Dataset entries
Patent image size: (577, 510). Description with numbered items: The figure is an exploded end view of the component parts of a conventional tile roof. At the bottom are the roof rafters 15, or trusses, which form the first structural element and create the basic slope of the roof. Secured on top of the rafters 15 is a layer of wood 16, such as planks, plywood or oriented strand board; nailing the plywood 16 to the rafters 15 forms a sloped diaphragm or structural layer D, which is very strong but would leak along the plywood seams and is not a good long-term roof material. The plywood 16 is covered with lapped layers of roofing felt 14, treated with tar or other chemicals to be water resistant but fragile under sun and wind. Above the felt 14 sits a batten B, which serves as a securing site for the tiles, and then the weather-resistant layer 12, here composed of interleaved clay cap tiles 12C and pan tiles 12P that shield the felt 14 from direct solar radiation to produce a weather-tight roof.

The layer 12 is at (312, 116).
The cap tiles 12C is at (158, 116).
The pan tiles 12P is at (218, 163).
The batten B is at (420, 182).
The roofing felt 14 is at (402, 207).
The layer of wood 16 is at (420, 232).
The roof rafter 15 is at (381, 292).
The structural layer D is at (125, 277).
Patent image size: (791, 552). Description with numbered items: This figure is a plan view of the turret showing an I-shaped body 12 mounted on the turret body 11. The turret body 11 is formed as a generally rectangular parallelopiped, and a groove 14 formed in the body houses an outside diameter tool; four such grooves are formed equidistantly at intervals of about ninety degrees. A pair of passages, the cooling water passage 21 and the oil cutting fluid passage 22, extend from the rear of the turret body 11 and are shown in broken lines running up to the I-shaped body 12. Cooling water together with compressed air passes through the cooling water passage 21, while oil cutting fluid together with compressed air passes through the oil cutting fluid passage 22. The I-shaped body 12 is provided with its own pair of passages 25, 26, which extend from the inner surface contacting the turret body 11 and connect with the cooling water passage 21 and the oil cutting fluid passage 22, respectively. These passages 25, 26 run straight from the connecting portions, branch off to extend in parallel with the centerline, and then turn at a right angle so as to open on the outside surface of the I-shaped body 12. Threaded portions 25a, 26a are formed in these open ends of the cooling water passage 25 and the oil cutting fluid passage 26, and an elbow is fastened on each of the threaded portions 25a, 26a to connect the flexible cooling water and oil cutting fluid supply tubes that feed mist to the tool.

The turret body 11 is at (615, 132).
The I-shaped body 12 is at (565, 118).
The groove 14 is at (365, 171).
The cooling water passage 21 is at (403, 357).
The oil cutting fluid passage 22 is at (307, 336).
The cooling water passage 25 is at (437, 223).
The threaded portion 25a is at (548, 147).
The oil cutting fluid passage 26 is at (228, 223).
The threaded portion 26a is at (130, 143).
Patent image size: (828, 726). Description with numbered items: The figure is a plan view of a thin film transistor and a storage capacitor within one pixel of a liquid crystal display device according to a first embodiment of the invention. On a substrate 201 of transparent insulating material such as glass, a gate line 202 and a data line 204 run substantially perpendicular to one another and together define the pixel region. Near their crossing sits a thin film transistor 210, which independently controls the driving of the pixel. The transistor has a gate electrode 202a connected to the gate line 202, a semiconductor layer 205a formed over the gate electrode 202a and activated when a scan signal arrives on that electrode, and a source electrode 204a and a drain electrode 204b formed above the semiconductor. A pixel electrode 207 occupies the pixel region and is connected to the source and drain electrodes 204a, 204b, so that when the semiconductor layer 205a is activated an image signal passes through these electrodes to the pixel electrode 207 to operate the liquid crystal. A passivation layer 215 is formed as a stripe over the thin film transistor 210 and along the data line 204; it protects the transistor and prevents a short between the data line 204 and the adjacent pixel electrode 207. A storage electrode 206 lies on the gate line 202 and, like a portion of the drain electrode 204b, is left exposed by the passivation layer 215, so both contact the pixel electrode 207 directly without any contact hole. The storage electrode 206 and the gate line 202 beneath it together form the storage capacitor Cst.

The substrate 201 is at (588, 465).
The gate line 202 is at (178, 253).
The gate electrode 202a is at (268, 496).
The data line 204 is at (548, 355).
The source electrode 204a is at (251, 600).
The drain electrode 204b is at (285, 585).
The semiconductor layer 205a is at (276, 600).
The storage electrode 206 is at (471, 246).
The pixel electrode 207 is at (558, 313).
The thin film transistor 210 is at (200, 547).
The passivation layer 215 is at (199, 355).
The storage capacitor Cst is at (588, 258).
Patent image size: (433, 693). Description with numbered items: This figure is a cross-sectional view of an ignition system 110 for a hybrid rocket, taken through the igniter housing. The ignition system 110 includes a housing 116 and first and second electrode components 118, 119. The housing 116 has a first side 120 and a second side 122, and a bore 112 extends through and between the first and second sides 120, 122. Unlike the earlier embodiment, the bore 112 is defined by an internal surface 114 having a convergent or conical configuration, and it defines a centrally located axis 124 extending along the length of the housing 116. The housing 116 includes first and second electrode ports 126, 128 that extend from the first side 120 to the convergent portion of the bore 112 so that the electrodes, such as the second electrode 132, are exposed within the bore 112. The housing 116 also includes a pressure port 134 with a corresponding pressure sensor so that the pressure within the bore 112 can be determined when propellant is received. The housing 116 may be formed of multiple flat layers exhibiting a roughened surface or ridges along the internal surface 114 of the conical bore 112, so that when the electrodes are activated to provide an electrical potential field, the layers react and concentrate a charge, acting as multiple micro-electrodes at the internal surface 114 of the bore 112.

→ **Problem**: Can you recast the part of the records above that opens with the line containing "Patent image size: (791, 552)." and closes with the line containing "The threaded portion 26a is at (130, 143)." as a Markdown table with the columns Row and Line, leaving out blank lines?

→ **Solution to this exercise**:
| Row | Line |
|---|---|
| 1 | Patent image size: (791, 552). Description with numbered items: This figure is a plan view of the turret showing an I-shaped body 12 mounted on the turret body 11. The turret body 11 is formed as a generally rectangular parallelopiped, and a groove 14 formed in the body houses an outside diameter tool; four such grooves are formed equidistantly at intervals of about ninety degrees. A pair of passages, the cooling water passage 21 and the oil cutting fluid passage 22, extend from the rear of the turret body 11 and are shown in broken lines running up to the I-shaped body 12. Cooling water together with compressed air passes through the cooling water passage 21, while oil cutting fluid together with compressed air passes through the oil cutting fluid passage 22. The I-shaped body 12 is provided with its own pair of passages 25, 26, which extend from the inner surface contacting the turret body 11 and connect with the cooling water passage 21 and the oil cutting fluid passage 22, respectively. These passages 25, 26 run straight from the connecting portions, branch off to extend in parallel with the centerline, and then turn at a right angle so as to open on the outside surface of the I-shaped body 12. Threaded portions 25a, 26a are formed in these open ends of the cooling water passage 25 and the oil cutting fluid passage 26, and an elbow is fastened on each of the threaded portions 25a, 26a to connect the flexible cooling water and oil cutting fluid supply tubes that feed mist to the tool. |
| 2 | The turret body 11 is at (615, 132). |
| 3 | The I-shaped body 12 is at (565, 118). |
| 4 | The groove 14 is at (365, 171). |
| 5 | The cooling water passage 21 is at (403, 357). |
| 6 | The oil cutting fluid passage 22 is at (307, 336). |
| 7 | The cooling water passage 25 is at (437, 223). |
| 8 | The threaded portion 25a is at (548, 147). |
| 9 | The oil cutting fluid passage 26 is at (228, 223). |
| 10 | The threaded portion 26a is at (130, 143). |